--- Start of RECORDS SHOWN ---

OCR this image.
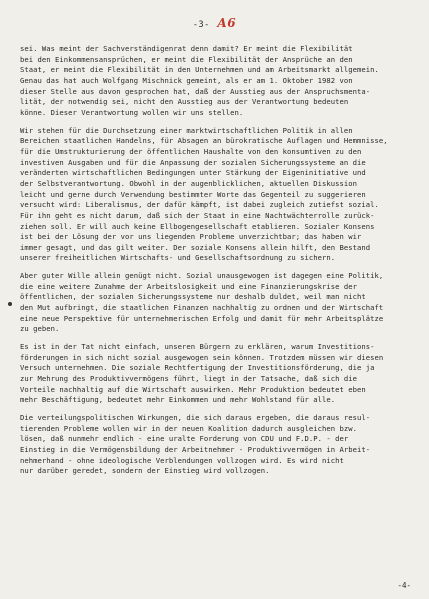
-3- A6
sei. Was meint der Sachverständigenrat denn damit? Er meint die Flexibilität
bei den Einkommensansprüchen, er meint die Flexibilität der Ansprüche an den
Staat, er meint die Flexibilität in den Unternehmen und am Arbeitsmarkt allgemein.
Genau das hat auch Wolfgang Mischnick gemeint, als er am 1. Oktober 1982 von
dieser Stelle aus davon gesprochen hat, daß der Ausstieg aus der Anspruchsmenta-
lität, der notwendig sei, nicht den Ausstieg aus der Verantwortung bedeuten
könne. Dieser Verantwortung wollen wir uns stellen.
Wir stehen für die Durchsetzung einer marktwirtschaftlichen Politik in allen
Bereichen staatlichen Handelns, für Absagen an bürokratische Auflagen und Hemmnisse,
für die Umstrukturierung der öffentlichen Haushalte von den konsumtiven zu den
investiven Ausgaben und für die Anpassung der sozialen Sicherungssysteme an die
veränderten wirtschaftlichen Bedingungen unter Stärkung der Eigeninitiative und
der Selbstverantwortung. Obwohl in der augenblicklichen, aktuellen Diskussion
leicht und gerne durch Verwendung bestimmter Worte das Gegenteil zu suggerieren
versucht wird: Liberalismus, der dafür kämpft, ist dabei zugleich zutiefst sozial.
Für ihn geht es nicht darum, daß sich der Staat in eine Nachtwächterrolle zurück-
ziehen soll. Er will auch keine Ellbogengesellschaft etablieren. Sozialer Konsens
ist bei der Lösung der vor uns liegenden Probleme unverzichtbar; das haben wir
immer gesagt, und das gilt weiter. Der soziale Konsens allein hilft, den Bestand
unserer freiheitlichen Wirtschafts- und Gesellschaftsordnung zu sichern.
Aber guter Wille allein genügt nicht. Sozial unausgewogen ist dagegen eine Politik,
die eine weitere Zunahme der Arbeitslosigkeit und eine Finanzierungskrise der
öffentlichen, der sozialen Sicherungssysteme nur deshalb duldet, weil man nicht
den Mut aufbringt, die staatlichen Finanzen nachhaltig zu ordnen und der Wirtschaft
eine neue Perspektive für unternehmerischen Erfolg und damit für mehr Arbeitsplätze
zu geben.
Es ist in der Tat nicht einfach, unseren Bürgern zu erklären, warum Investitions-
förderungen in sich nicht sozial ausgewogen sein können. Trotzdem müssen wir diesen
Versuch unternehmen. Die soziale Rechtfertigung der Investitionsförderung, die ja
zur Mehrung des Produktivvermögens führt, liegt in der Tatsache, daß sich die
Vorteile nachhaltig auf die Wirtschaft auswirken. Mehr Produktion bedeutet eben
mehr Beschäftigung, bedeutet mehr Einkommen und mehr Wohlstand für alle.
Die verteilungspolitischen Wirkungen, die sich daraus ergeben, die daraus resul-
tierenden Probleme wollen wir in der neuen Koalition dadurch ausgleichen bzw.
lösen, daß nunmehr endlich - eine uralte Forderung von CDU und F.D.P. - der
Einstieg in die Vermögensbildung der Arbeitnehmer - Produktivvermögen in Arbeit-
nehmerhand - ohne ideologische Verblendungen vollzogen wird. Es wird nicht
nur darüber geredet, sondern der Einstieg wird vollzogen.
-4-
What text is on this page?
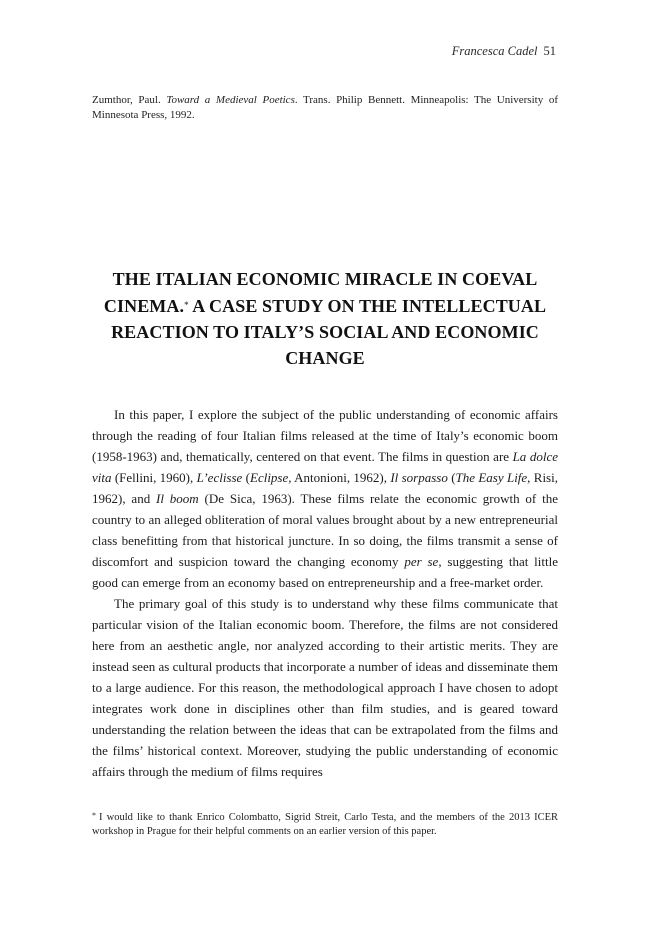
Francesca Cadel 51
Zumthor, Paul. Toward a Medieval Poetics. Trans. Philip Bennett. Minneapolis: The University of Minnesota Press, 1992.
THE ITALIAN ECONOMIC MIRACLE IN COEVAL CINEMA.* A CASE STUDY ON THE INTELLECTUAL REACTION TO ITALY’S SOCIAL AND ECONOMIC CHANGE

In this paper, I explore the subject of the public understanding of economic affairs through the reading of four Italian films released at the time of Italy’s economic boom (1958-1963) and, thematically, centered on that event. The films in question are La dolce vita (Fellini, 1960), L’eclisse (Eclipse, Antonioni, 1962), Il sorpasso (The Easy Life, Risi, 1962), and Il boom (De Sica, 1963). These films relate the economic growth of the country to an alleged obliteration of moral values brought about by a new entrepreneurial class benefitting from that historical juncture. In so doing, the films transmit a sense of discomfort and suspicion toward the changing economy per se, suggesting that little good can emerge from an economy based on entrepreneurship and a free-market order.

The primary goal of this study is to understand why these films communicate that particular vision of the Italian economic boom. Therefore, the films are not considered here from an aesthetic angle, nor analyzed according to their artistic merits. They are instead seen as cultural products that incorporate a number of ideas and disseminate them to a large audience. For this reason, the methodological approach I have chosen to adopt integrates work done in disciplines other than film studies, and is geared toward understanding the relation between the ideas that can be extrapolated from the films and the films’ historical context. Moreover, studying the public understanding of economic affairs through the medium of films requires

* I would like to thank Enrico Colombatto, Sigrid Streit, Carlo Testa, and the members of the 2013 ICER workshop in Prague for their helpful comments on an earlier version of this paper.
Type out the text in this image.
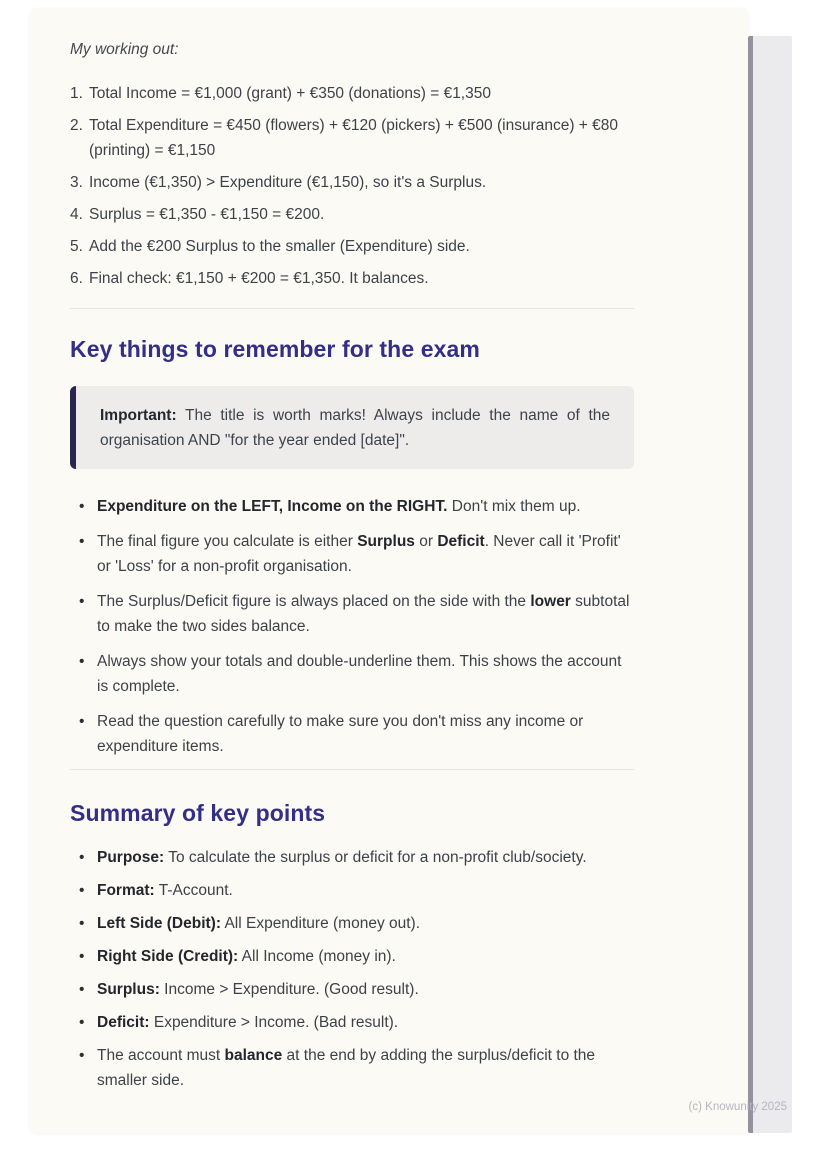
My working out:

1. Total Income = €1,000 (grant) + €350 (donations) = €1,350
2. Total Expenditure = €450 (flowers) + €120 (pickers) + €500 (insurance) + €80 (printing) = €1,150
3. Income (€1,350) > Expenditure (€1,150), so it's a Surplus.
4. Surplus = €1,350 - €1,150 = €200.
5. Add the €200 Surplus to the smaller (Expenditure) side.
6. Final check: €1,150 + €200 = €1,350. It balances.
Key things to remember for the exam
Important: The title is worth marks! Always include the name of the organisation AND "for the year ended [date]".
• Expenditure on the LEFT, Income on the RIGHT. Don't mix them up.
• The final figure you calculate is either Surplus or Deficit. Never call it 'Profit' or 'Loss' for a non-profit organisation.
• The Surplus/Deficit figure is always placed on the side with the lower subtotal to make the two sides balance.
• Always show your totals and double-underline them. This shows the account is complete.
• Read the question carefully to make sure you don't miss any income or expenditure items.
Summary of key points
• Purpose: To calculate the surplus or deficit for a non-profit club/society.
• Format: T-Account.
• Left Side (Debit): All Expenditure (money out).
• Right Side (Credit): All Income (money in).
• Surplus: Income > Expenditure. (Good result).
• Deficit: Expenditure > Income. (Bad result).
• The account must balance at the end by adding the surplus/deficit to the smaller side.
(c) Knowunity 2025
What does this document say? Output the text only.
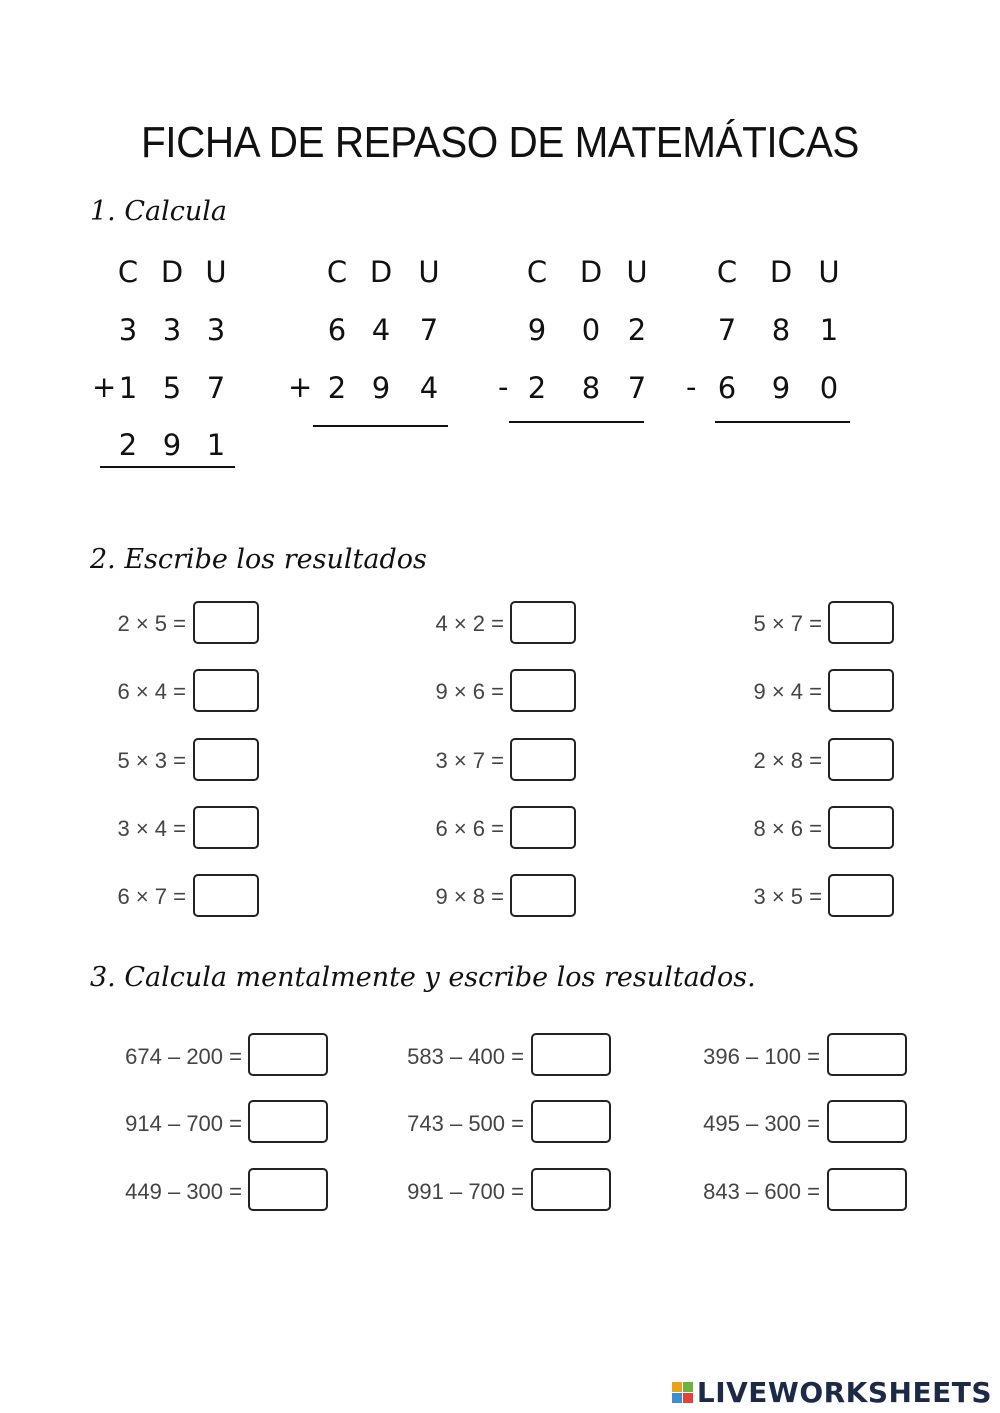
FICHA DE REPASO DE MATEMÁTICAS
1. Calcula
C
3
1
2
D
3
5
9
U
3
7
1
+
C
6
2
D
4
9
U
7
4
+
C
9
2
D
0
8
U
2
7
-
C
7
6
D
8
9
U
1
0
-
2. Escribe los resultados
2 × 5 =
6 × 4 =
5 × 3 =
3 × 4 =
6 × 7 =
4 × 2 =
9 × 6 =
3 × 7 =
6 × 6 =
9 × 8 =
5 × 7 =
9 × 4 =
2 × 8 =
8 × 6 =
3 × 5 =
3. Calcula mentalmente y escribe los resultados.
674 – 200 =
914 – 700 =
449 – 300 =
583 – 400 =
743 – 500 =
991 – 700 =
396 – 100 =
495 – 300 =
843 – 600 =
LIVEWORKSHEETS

--- End of RECORDS SHOWN ---

JOB:
Copy all lines of the material above where the string "Probleme" occurs.

TASK RESPONSE:
ist bei der Lösung der vor uns liegenden Probleme unverzichtbar; das haben wir
tierenden Probleme wollen wir in der neuen Koalition dadurch ausgleichen bzw.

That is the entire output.